§ **Stated goal**
Write out all the entries word for word and omit any pictures.

## begin Supplied material

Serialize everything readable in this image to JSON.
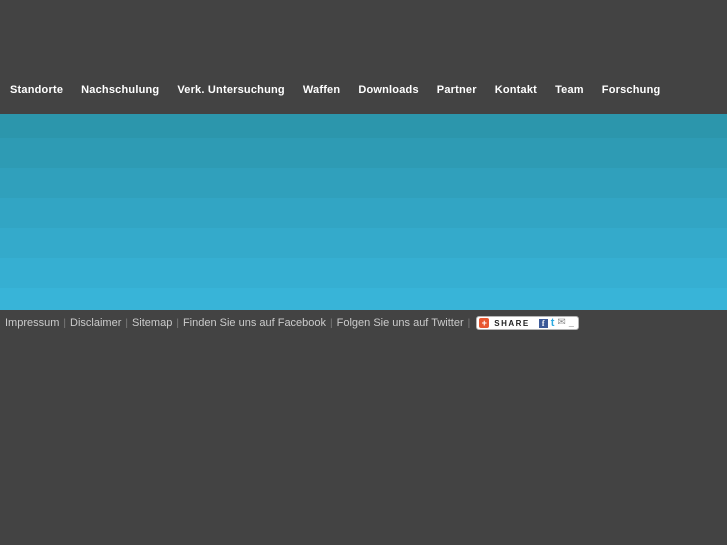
{
  "colors": {
    "background": "#434343",
    "nav_text": "#ffffff",
    "footer_text": "#cbcbcb",
    "addthis_orange": "#e8562f",
    "facebook_blue": "#3b5998",
    "twitter_blue": "#2daae1",
    "banner_bands": [
      "#2c96ac",
      "#2e9bb4",
      "#30a0bc",
      "#32a5c4",
      "#34aacb",
      "#36afd2",
      "#38b4d8"
    ]
  },
  "nav": {
    "items": [
      {
        "label": "Standorte"
      },
      {
        "label": "Nachschulung"
      },
      {
        "label": "Verk. Untersuchung"
      },
      {
        "label": "Waffen"
      },
      {
        "label": "Downloads"
      },
      {
        "label": "Partner"
      },
      {
        "label": "Kontakt"
      },
      {
        "label": "Team"
      },
      {
        "label": "Forschung"
      }
    ]
  },
  "footer": {
    "separator": "|",
    "links": [
      {
        "label": "Impressum"
      },
      {
        "label": "Disclaimer"
      },
      {
        "label": "Sitemap"
      },
      {
        "label": "Finden Sie uns auf Facebook"
      },
      {
        "label": "Folgen Sie uns auf Twitter"
      }
    ],
    "share": {
      "label": "SHARE",
      "plus_icon": "+",
      "facebook_icon": "f",
      "twitter_icon": "t",
      "email_icon": "✉",
      "more_icon": "_"
    }
  }
}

## end Supplied material

§ **Complete output**
Serialize everything readable in this image to JSON.
{
  "colors": {
    "background": "#434343",
    "nav_text": "#ffffff",
    "footer_text": "#cbcbcb",
    "addthis_orange": "#e8562f",
    "facebook_blue": "#3b5998",
    "twitter_blue": "#2daae1",
    "banner_bands": [
      "#2c96ac",
      "#2e9bb4",
      "#30a0bc",
      "#32a5c4",
      "#34aacb",
      "#36afd2",
      "#38b4d8"
    ]
  },
  "nav": {
    "items": [
      {
        "label": "Standorte"
      },
      {
        "label": "Nachschulung"
      },
      {
        "label": "Verk. Untersuchung"
      },
      {
        "label": "Waffen"
      },
      {
        "label": "Downloads"
      },
      {
        "label": "Partner"
      },
      {
        "label": "Kontakt"
      },
      {
        "label": "Team"
      },
      {
        "label": "Forschung"
      }
    ]
  },
  "footer": {
    "separator": "|",
    "links": [
      {
        "label": "Impressum"
      },
      {
        "label": "Disclaimer"
      },
      {
        "label": "Sitemap"
      },
      {
        "label": "Finden Sie uns auf Facebook"
      },
      {
        "label": "Folgen Sie uns auf Twitter"
      }
    ],
    "share": {
      "label": "SHARE",
      "plus_icon": "+",
      "facebook_icon": "f",
      "twitter_icon": "t",
      "email_icon": "✉",
      "more_icon": "_"
    }
  }
}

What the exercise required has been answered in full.